# SET PROBLEM
In the entries below, find the lines that contain the word "über" and copy them.
----
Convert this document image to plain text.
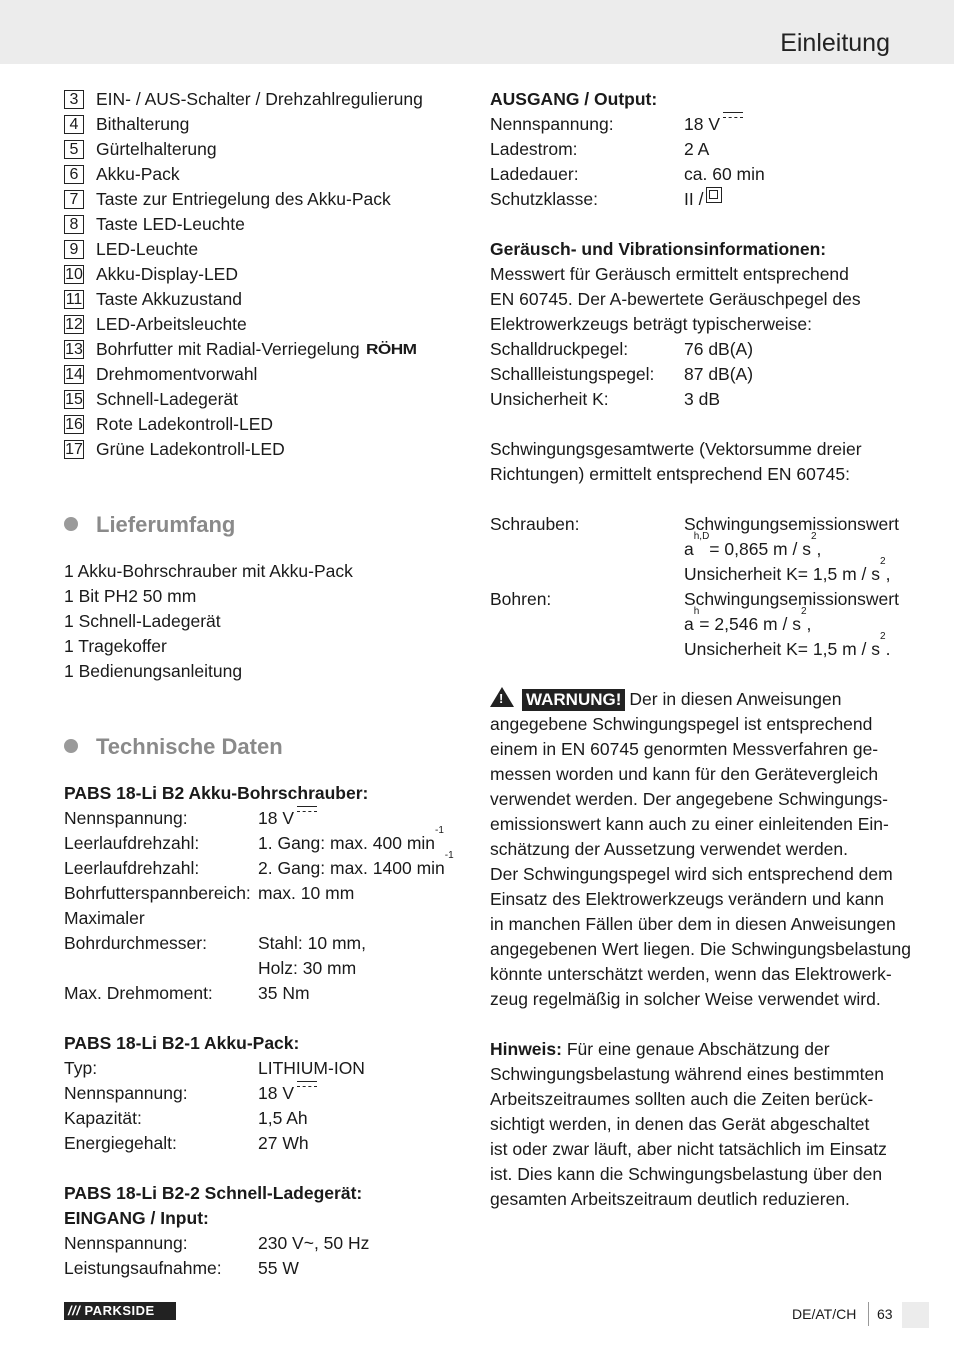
Einleitung
3	EIN- / AUS-Schalter / Drehzahlregulierung
4	Bithalterung
5	Gürtelhalterung
6	Akku-Pack
7	Taste zur Entriegelung des Akku-Pack
8	Taste LED-Leuchte
9	LED-Leuchte
10 Akku-Display-LED
11 Taste Akkuzustand
12 LED-Arbeitsleuchte
13 Bohrfutter mit Radial-Verriegelung RÖHM
14 Drehmomentvorwahl
15 Schnell-Ladegerät
16 Rote Ladekontroll-LED
17 Grüne Ladekontroll-LED
Lieferumfang
1 Akku-Bohrschrauber mit Akku-Pack
1 Bit PH2 50 mm
1 Schnell-Ladegerät
1 Tragekoffer
1 Bedienungsanleitung
Technische Daten
PABS 18-Li B2 Akku-Bohrschrauber:
Nennspannung:	18 V
Leerlaufdrehzahl:	1. Gang: max. 400 min
-1
Leerlaufdrehzahl:	2. Gang: max. 1400 min
-1
Bohrfutterspannbereich: max. 10 mm
Maximaler
Bohrdurchmesser:	Stahl: 10 mm,
Holz: 30 mm
Max. Drehmoment:	35 Nm
PABS 18-Li B2-1 Akku-Pack:
Typ:	LITHIUM-ION
Nennspannung:	18 V
Kapazität:	1,5 Ah
Energiegehalt:	27 Wh
PABS 18-Li B2-2 Schnell-Ladegerät:
EINGANG / Input:
Nennspannung:	230 V~, 50 Hz
Leistungsaufnahme:	55 W
AUSGANG / Output:
Nennspannung:	18 V
Ladestrom:	2 A
Ladedauer:	ca. 60 min
Schutzklasse:	II /
Geräusch- und Vibrationsinformationen:
Messwert für Geräusch ermittelt entsprechend
EN 60745. Der A-bewertete Geräuschpegel des
Elektrowerkzeugs beträgt typischerweise:
Schalldruckpegel:	76 dB(A)
Schallleistungspegel:	87 dB(A)
Unsicherheit K:	3 dB
Schwingungsgesamtwerte (Vektorsumme dreier
Richtungen) ermittelt entsprechend EN 60745:
Schrauben:	Schwingungsemissionswert
a
h,D
= 0,865 m / s
2
,
Unsicherheit K= 1,5 m / s
2
,
Bohren:	Schwingungsemissionswert
a
h
= 2,546 m / s
2
,
Unsicherheit K= 1,5 m / s
2
.
! WARNUNG! Der in diesen Anweisungen
angegebene Schwingungspegel ist entsprechend
einem in EN 60745 genormten Messverfahren ge-
messen worden und kann für den Gerätevergleich
verwendet werden. Der angegebene Schwingungs-
emissionswert kann auch zu einer einleitenden Ein-
schätzung der Aussetzung verwendet werden.
Der Schwingungspegel wird sich entsprechend dem
Einsatz des Elektrowerkzeugs verändern und kann
in manchen Fällen über dem in diesen Anweisungen
angegebenen Wert liegen. Die Schwingungsbelastung
könnte unterschätzt werden, wenn das Elektrowerk-
zeug regelmäßig in solcher Weise verwendet wird.
Hinweis: Für eine genaue Abschätzung der
Schwingungsbelastung während eines bestimmten
Arbeitszeitraumes sollten auch die Zeiten berück-
sichtigt werden, in denen das Gerät abgeschaltet
ist oder zwar läuft, aber nicht tatsächlich im Einsatz
ist. Dies kann die Schwingungsbelastung über den
gesamten Arbeitszeitraum deutlich reduzieren.
/// PARKSIDE	DE/AT/CH 63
----
# WRITTEN RESPONSE
in manchen Fällen über dem in diesen Anweisungen
ist. Dies kann die Schwingungsbelastung über den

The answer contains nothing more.